TEXT TO READ:
^^^^

Share prices rise, absorbing the negatives: Wednesday Closing Report

The Sensex and Nifty are on a steady uptrend. Would they surprise us on the upside?

The recovery in the Asian stock markets boosted investor sentiments in India, leading to a higher opening today. A surge in the advance tax payments for the fourth quarter also aided the gains. Oil & gas and metal counters witnessed good demand in morning trade with the boarder markets also joining the rally.

The indices touched their day's highs in post-noon trade. But news of the suicide of former telecom minister A Raja's aide Sadiq Batcha pressurised the market a bit in the last half an hour with the benchmarks paring some of the gains, but making a close in the green.

The Sensex and Nifty, after opening with a positive gap at 18,264 and 5,476, were able to maintain an uptrend. Overall, the good performance of the Asian indices helped the Indian market, as well. The day's opening was the intra-day low, too. Each dip and rise during the day was at a higher level.

^^^^

RECORDS SUPPLIED:
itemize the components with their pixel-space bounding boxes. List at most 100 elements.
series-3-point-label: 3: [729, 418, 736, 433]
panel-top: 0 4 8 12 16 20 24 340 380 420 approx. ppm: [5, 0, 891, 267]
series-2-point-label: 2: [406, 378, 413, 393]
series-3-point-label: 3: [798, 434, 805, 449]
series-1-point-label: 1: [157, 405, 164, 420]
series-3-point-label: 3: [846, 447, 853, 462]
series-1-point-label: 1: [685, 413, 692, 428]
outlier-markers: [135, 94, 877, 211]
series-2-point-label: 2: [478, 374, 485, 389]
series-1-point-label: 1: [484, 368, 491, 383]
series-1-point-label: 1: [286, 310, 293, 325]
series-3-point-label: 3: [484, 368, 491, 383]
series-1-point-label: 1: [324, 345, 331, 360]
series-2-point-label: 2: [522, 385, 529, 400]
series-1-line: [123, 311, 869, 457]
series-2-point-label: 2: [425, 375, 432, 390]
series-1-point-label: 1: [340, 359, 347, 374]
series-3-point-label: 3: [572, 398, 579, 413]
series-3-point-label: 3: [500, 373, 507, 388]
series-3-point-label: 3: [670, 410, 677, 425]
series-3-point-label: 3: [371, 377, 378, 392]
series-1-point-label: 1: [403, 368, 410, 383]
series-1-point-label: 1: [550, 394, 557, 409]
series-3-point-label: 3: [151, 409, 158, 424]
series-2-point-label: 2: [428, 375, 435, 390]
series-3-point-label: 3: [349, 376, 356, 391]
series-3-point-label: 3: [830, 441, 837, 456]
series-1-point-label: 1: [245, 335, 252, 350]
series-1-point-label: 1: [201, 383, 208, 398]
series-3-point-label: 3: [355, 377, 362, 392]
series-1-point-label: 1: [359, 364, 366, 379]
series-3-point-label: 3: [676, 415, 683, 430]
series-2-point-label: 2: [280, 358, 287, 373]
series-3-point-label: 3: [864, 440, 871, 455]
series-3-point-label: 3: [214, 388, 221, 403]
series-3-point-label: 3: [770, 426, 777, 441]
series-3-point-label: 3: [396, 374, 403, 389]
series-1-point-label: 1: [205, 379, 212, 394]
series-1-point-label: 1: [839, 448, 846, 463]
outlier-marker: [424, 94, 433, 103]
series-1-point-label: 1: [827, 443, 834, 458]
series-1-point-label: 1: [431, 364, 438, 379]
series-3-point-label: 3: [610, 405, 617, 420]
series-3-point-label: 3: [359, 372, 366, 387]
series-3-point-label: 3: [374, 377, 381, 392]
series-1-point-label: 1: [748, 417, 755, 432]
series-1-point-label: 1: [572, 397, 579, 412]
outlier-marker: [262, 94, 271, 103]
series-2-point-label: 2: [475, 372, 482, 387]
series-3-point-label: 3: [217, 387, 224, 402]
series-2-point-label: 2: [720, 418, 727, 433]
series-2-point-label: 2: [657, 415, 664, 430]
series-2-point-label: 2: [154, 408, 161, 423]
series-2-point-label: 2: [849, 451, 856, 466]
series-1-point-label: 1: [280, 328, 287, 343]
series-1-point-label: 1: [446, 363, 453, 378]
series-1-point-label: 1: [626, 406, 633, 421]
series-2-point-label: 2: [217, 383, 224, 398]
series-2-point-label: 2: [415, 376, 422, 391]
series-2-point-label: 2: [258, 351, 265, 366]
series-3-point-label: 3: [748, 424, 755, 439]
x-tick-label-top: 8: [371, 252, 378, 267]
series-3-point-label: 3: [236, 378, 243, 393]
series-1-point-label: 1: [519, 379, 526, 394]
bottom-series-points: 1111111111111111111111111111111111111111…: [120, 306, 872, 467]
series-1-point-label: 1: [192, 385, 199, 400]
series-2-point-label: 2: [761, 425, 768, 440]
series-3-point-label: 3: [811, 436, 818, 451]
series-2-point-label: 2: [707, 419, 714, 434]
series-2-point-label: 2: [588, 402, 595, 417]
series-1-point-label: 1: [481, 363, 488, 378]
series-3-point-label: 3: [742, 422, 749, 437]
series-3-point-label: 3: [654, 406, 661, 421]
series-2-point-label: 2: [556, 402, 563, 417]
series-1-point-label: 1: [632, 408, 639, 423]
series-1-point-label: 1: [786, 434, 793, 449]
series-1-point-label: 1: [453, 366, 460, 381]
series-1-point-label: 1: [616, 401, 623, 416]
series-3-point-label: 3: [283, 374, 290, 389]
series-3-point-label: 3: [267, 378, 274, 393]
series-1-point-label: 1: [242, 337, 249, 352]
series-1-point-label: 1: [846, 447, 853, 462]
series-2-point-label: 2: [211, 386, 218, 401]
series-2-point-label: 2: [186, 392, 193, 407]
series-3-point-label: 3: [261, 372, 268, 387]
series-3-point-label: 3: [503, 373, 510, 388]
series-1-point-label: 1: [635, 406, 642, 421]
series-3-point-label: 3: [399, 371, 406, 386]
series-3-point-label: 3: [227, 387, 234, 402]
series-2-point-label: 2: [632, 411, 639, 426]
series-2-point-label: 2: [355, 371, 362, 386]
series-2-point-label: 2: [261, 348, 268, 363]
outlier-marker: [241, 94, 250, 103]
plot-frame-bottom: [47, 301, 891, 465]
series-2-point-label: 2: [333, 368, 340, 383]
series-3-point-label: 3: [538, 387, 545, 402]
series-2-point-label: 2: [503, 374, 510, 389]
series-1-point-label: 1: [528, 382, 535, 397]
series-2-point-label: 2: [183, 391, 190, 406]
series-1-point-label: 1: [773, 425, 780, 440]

^^^^

TASK: Transcribe the passage from the market closing report between "The recovery in" and "joining the rally.", inclusive.

RESPONSE TO THE EXERCISE:
The recovery in the Asian stock markets boosted investor sentiments in India, leading to a higher opening today. A surge in the advance tax payments for the fourth quarter also aided the gains. Oil & gas and metal counters witnessed good demand in morning trade with the boarder markets also joining the rally.